Output all the data exactly. Pictures do not belong in the copy.

───── DATA FOR THIS EXERCISE

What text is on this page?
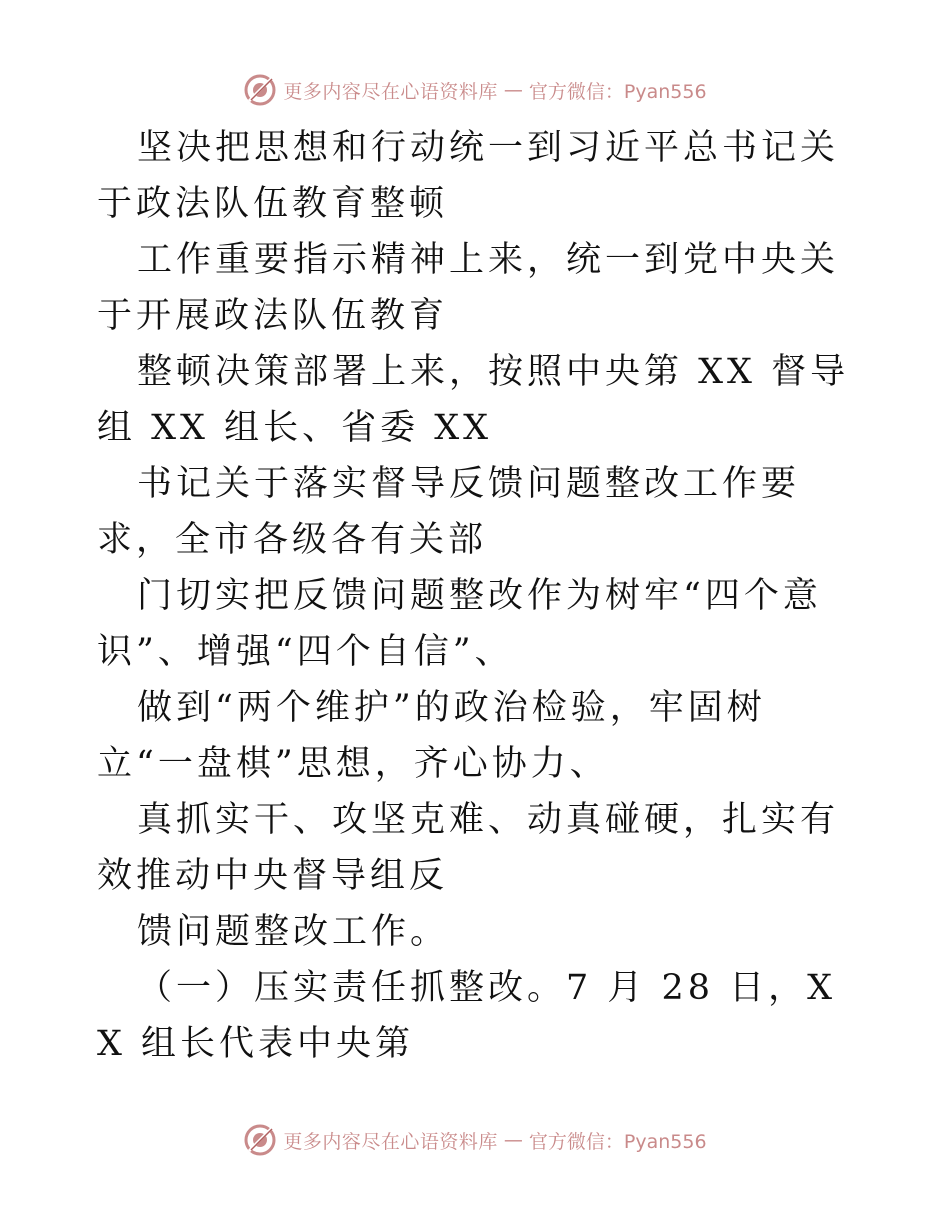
更多内容尽在心语资料库 — 官方微信：Pyan556

坚决把思想和行动统一到习近平总书记关于政法队伍教育整顿

工作重要指示精神上来，统一到党中央关于开展政法队伍教育

整顿决策部署上来，按照中央第 XX 督导组 XX 组长、省委 XX

书记关于落实督导反馈问题整改工作要求，全市各级各有关部

门切实把反馈问题整改作为树牢“四个意识”、增强“四个自信”、

做到“两个维护”的政治检验，牢固树立“一盘棋”思想，齐心协力、

真抓实干、攻坚克难、动真碰硬，扎实有效推动中央督导组反

馈问题整改工作。

（一）压实责任抓整改。7 月 28 日，XX 组长代表中央第

更多内容尽在心语资料库 — 官方微信：Pyan556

──────────

= ANSWER TO THE PROBLEM =
What text is on this page?
更多内容尽在心语资料库 — 官方微信：Pyan556

坚决把思想和行动统一到习近平总书记关于政法队伍教育整顿

工作重要指示精神上来，统一到党中央关于开展政法队伍教育

整顿决策部署上来，按照中央第 XX 督导组 XX 组长、省委 XX

书记关于落实督导反馈问题整改工作要求，全市各级各有关部

门切实把反馈问题整改作为树牢“四个意识”、增强“四个自信”、

做到“两个维护”的政治检验，牢固树立“一盘棋”思想，齐心协力、

真抓实干、攻坚克难、动真碰硬，扎实有效推动中央督导组反

馈问题整改工作。

（一）压实责任抓整改。7 月 28 日，XX 组长代表中央第

更多内容尽在心语资料库 — 官方微信：Pyan556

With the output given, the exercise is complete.